Locate all lines with the word "JSON" and copy them out.

________

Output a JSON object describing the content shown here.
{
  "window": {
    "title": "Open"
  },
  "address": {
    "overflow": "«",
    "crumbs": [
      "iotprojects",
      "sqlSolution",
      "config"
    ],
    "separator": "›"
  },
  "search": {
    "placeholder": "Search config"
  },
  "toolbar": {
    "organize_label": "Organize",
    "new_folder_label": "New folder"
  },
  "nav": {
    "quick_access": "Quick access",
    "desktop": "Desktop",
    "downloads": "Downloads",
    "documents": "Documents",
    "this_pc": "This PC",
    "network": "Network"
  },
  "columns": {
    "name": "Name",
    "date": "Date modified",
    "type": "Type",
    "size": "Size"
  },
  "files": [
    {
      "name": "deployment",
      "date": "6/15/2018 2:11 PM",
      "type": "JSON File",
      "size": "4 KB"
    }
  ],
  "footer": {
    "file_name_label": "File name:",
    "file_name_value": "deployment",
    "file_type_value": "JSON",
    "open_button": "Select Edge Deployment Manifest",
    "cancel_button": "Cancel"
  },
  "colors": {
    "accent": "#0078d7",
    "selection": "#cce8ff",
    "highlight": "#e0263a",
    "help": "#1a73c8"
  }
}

________

§ EXERCISE ANSWER:
Output a JSON object describing the content shown here.
      "type": "JSON File",
    "file_type_value": "JSON",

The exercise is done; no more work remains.